* [Supplied material]
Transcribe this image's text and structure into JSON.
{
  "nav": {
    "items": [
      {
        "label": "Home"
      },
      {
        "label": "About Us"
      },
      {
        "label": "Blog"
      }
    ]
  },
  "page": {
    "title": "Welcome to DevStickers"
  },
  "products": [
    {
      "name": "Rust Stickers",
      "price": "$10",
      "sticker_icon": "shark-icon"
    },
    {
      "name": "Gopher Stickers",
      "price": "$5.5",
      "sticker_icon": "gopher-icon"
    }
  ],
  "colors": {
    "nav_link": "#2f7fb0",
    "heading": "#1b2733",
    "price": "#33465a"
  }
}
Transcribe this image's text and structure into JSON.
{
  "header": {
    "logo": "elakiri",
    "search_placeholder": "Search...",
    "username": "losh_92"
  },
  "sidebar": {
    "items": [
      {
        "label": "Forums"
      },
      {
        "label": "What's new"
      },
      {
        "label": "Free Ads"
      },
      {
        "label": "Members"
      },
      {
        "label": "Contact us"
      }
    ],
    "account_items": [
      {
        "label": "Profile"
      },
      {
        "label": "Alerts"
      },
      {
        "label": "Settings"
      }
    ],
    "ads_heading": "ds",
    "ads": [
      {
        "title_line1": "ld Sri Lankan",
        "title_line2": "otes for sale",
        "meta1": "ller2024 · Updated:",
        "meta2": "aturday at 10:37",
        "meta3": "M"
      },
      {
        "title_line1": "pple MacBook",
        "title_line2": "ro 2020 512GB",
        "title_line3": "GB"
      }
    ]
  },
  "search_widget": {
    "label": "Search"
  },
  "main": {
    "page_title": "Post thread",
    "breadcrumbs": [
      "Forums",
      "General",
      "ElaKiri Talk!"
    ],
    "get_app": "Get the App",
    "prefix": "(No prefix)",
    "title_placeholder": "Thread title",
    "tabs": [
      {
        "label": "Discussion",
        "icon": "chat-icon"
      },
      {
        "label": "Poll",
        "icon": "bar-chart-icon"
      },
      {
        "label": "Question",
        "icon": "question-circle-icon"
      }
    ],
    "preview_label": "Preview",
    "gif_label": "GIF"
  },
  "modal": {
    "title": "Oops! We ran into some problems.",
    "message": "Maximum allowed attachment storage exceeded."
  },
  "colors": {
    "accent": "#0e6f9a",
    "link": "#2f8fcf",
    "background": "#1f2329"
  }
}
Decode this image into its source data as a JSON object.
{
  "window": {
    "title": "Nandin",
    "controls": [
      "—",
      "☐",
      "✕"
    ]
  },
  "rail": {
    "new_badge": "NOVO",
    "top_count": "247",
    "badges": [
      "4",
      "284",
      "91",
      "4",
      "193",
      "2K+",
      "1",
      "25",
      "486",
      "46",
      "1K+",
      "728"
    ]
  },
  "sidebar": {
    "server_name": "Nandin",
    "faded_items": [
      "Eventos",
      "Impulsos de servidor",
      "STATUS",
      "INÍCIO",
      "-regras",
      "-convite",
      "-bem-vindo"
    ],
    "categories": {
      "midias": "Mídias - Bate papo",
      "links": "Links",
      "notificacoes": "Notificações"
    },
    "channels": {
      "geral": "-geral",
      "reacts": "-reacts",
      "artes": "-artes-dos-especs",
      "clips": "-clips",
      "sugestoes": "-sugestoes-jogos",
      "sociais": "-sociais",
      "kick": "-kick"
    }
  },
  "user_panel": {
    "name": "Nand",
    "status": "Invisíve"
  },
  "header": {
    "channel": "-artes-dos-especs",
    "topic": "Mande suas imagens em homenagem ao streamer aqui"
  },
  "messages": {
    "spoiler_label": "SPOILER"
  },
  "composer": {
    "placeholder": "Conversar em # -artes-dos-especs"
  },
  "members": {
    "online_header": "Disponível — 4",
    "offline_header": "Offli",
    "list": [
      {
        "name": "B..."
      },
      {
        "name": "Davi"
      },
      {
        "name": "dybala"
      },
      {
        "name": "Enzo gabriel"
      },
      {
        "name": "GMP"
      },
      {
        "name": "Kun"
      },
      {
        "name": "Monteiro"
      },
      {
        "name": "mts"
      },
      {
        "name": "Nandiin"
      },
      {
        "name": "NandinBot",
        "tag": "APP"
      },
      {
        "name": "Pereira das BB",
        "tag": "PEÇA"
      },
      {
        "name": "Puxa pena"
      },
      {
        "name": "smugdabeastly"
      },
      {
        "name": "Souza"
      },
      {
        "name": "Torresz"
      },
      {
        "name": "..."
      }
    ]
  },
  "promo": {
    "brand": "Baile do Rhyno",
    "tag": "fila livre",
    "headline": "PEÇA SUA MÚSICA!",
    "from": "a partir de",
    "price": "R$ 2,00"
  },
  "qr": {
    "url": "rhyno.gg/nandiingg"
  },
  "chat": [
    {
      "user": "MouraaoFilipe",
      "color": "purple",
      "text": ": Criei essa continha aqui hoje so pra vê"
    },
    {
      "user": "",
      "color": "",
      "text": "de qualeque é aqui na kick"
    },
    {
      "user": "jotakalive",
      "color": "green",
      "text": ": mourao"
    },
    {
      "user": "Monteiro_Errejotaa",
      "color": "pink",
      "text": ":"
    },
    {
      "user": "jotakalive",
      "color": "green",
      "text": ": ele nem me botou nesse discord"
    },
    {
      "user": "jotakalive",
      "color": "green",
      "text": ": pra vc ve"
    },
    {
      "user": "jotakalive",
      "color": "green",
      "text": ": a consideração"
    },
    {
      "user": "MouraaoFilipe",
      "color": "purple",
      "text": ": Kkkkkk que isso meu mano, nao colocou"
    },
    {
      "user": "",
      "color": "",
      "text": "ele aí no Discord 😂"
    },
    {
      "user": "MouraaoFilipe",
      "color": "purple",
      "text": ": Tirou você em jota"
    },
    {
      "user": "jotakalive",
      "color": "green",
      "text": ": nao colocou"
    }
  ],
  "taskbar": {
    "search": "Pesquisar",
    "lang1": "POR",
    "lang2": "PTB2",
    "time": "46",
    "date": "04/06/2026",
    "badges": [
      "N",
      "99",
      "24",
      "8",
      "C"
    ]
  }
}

* [What needs to be done]
Please restate the whole listing word for word.

* [Answer to the problem]
Transcribe this image's text and structure into JSON.
{
  "nav": {
    "items": [
      {
        "label": "Home"
      },
      {
        "label": "About Us"
      },
      {
        "label": "Blog"
      }
    ]
  },
  "page": {
    "title": "Welcome to DevStickers"
  },
  "products": [
    {
      "name": "Rust Stickers",
      "price": "$10",
      "sticker_icon": "shark-icon"
    },
    {
      "name": "Gopher Stickers",
      "price": "$5.5",
      "sticker_icon": "gopher-icon"
    }
  ],
  "colors": {
    "nav_link": "#2f7fb0",
    "heading": "#1b2733",
    "price": "#33465a"
  }
}
Transcribe this image's text and structure into JSON.
{
  "header": {
    "logo": "elakiri",
    "search_placeholder": "Search...",
    "username": "losh_92"
  },
  "sidebar": {
    "items": [
      {
        "label": "Forums"
      },
      {
        "label": "What's new"
      },
      {
        "label": "Free Ads"
      },
      {
        "label": "Members"
      },
      {
        "label": "Contact us"
      }
    ],
    "account_items": [
      {
        "label": "Profile"
      },
      {
        "label": "Alerts"
      },
      {
        "label": "Settings"
      }
    ],
    "ads_heading": "ds",
    "ads": [
      {
        "title_line1": "ld Sri Lankan",
        "title_line2": "otes for sale",
        "meta1": "ller2024 · Updated:",
        "meta2": "aturday at 10:37",
        "meta3": "M"
      },
      {
        "title_line1": "pple MacBook",
        "title_line2": "ro 2020 512GB",
        "title_line3": "GB"
      }
    ]
  },
  "search_widget": {
    "label": "Search"
  },
  "main": {
    "page_title": "Post thread",
    "breadcrumbs": [
      "Forums",
      "General",
      "ElaKiri Talk!"
    ],
    "get_app": "Get the App",
    "prefix": "(No prefix)",
    "title_placeholder": "Thread title",
    "tabs": [
      {
        "label": "Discussion",
        "icon": "chat-icon"
      },
      {
        "label": "Poll",
        "icon": "bar-chart-icon"
      },
      {
        "label": "Question",
        "icon": "question-circle-icon"
      }
    ],
    "preview_label": "Preview",
    "gif_label": "GIF"
  },
  "modal": {
    "title": "Oops! We ran into some problems.",
    "message": "Maximum allowed attachment storage exceeded."
  },
  "colors": {
    "accent": "#0e6f9a",
    "link": "#2f8fcf",
    "background": "#1f2329"
  }
}
Decode this image into its source data as a JSON object.
{
  "window": {
    "title": "Nandin",
    "controls": [
      "—",
      "☐",
      "✕"
    ]
  },
  "rail": {
    "new_badge": "NOVO",
    "top_count": "247",
    "badges": [
      "4",
      "284",
      "91",
      "4",
      "193",
      "2K+",
      "1",
      "25",
      "486",
      "46",
      "1K+",
      "728"
    ]
  },
  "sidebar": {
    "server_name": "Nandin",
    "faded_items": [
      "Eventos",
      "Impulsos de servidor",
      "STATUS",
      "INÍCIO",
      "-regras",
      "-convite",
      "-bem-vindo"
    ],
    "categories": {
      "midias": "Mídias - Bate papo",
      "links": "Links",
      "notificacoes": "Notificações"
    },
    "channels": {
      "geral": "-geral",
      "reacts": "-reacts",
      "artes": "-artes-dos-especs",
      "clips": "-clips",
      "sugestoes": "-sugestoes-jogos",
      "sociais": "-sociais",
      "kick": "-kick"
    }
  },
  "user_panel": {
    "name": "Nand",
    "status": "Invisíve"
  },
  "header": {
    "channel": "-artes-dos-especs",
    "topic": "Mande suas imagens em homenagem ao streamer aqui"
  },
  "messages": {
    "spoiler_label": "SPOILER"
  },
  "composer": {
    "placeholder": "Conversar em # -artes-dos-especs"
  },
  "members": {
    "online_header": "Disponível — 4",
    "offline_header": "Offli",
    "list": [
      {
        "name": "B..."
      },
      {
        "name": "Davi"
      },
      {
        "name": "dybala"
      },
      {
        "name": "Enzo gabriel"
      },
      {
        "name": "GMP"
      },
      {
        "name": "Kun"
      },
      {
        "name": "Monteiro"
      },
      {
        "name": "mts"
      },
      {
        "name": "Nandiin"
      },
      {
        "name": "NandinBot",
        "tag": "APP"
      },
      {
        "name": "Pereira das BB",
        "tag": "PEÇA"
      },
      {
        "name": "Puxa pena"
      },
      {
        "name": "smugdabeastly"
      },
      {
        "name": "Souza"
      },
      {
        "name": "Torresz"
      },
      {
        "name": "..."
      }
    ]
  },
  "promo": {
    "brand": "Baile do Rhyno",
    "tag": "fila livre",
    "headline": "PEÇA SUA MÚSICA!",
    "from": "a partir de",
    "price": "R$ 2,00"
  },
  "qr": {
    "url": "rhyno.gg/nandiingg"
  },
  "chat": [
    {
      "user": "MouraaoFilipe",
      "color": "purple",
      "text": ": Criei essa continha aqui hoje so pra vê"
    },
    {
      "user": "",
      "color": "",
      "text": "de qualeque é aqui na kick"
    },
    {
      "user": "jotakalive",
      "color": "green",
      "text": ": mourao"
    },
    {
      "user": "Monteiro_Errejotaa",
      "color": "pink",
      "text": ":"
    },
    {
      "user": "jotakalive",
      "color": "green",
      "text": ": ele nem me botou nesse discord"
    },
    {
      "user": "jotakalive",
      "color": "green",
      "text": ": pra vc ve"
    },
    {
      "user": "jotakalive",
      "color": "green",
      "text": ": a consideração"
    },
    {
      "user": "MouraaoFilipe",
      "color": "purple",
      "text": ": Kkkkkk que isso meu mano, nao colocou"
    },
    {
      "user": "",
      "color": "",
      "text": "ele aí no Discord 😂"
    },
    {
      "user": "MouraaoFilipe",
      "color": "purple",
      "text": ": Tirou você em jota"
    },
    {
      "user": "jotakalive",
      "color": "green",
      "text": ": nao colocou"
    }
  ],
  "taskbar": {
    "search": "Pesquisar",
    "lang1": "POR",
    "lang2": "PTB2",
    "time": "46",
    "date": "04/06/2026",
    "badges": [
      "N",
      "99",
      "24",
      "8",
      "C"
    ]
  }
}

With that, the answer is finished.